Text shown
————

In modern statistical problems, there is an inherent trade-off between statistical and computational resources. The goal of this workshop is to better understand this trade-off.
The community of researchers addressing these questions is diverse, spanning statistics, computer science, information theory, and physics, reflecting the universal nature of this phenomenon. The rigorous approaches used to explain and predict information-computation trade-offs are similarly diverse. At a high level, they can be classified broadly as (1) demonstrating hardness for restricted computational models and (2) conditional hardness based on reductions from conjecturally hard problems such as planted clique. Popular restricted computational models include sum-of-squares relaxations and other convex programming hierarchies, statistical query algorithms, multiple notions of local algorithms, local- and gradient-based algorithms, and various classes of circuits, among others.
Our understanding of the relationships among these varied approaches is limited. For each statistics problem that emerges, researchers apply a variety of these methods to predict information-computation trade-offs. Each method results in a distinct piece of evidence, and the disparate pieces must then be reconciled. A more coherent understanding is needed, and this workshop aims to bring together researchers working on this topic to address questions such as these: Is there a hierarchy in mathematical strength of these computational hardness predictions? Are some of these predictions better suited to certain types of problems? When do we expect that these predictions are actually accurate? How can we develop even more convincing evidence for fundamental computational limits in statistics?

————

Supplied information
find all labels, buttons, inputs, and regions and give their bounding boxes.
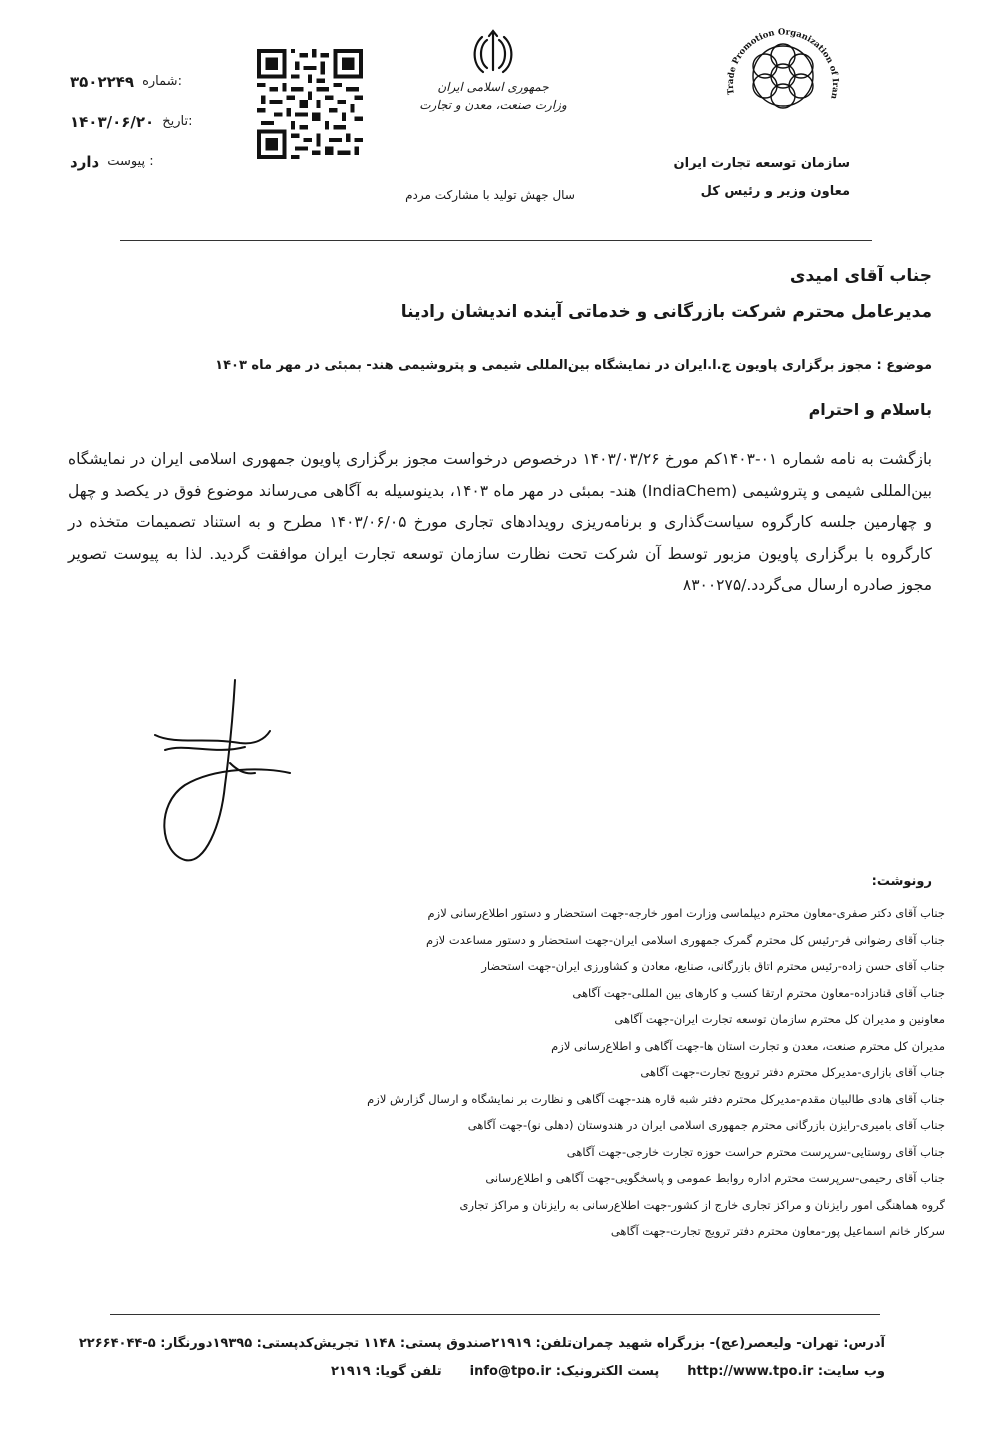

————

Task A
Translate this sentence from the workshop description into Spanish: "Our understanding of the relationships among these varied approaches is limited."
Task B
Answer these questions from the workshop description.
(i) Between which two kinds of resources is there an inherent trade-off in modern statistical problems?
(ii) Which conjecturally hard problem is given as an example of a basis for reductions?
(iii) What must be done with the disparate pieces of evidence that the different methods produce?
The listing above comes from a different source than the workshop description.

Worked answer A
Nuestra comprensión de las relaciones entre estos diversos enfoques es limitada.

Worked answer B
(i) Statistical and computational resources.
(ii) Planted clique.
(iii) They must be reconciled.